■ **What you are asked to do**
Give back the full material, exactly as it reads.

■ **Items from a dataset**
##############################

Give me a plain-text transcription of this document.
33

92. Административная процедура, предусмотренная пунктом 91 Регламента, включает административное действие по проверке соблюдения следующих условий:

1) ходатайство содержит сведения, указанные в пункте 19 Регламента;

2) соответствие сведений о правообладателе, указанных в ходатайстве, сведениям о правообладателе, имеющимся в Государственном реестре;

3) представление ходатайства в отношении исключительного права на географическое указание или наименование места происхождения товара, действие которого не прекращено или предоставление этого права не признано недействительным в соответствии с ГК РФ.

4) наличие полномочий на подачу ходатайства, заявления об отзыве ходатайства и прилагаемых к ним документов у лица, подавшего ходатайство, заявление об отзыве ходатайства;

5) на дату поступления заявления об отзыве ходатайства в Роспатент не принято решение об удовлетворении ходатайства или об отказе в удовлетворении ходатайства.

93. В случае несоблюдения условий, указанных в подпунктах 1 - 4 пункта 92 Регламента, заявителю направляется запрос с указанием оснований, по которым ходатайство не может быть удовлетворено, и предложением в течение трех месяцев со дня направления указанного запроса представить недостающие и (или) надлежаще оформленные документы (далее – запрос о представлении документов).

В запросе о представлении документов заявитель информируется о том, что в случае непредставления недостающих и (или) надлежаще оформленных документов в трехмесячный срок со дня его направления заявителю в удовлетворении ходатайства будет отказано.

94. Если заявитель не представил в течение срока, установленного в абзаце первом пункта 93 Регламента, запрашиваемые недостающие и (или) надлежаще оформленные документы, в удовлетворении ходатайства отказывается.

##############################

■ **Correct response**
Give me a plain-text transcription of this document.
33

92. Административная процедура, предусмотренная пунктом 91 Регламента, включает административное действие по проверке соблюдения следующих условий:

1) ходатайство содержит сведения, указанные в пункте 19 Регламента;

2) соответствие сведений о правообладателе, указанных в ходатайстве, сведениям о правообладателе, имеющимся в Государственном реестре;

3) представление ходатайства в отношении исключительного права на географическое указание или наименование места происхождения товара, действие которого не прекращено или предоставление этого права не признано недействительным в соответствии с ГК РФ.

4) наличие полномочий на подачу ходатайства, заявления об отзыве ходатайства и прилагаемых к ним документов у лица, подавшего ходатайство, заявление об отзыве ходатайства;

5) на дату поступления заявления об отзыве ходатайства в Роспатент не принято решение об удовлетворении ходатайства или об отказе в удовлетворении ходатайства.

93. В случае несоблюдения условий, указанных в подпунктах 1 - 4 пункта 92 Регламента, заявителю направляется запрос с указанием оснований, по которым ходатайство не может быть удовлетворено, и предложением в течение трех месяцев со дня направления указанного запроса представить недостающие и (или) надлежаще оформленные документы (далее – запрос о представлении документов).

В запросе о представлении документов заявитель информируется о том, что в случае непредставления недостающих и (или) надлежаще оформленных документов в трехмесячный срок со дня его направления заявителю в удовлетворении ходатайства будет отказано.

94. Если заявитель не представил в течение срока, установленного в абзаце первом пункта 93 Регламента, запрашиваемые недостающие и (или) надлежаще оформленные документы, в удовлетворении ходатайства отказывается.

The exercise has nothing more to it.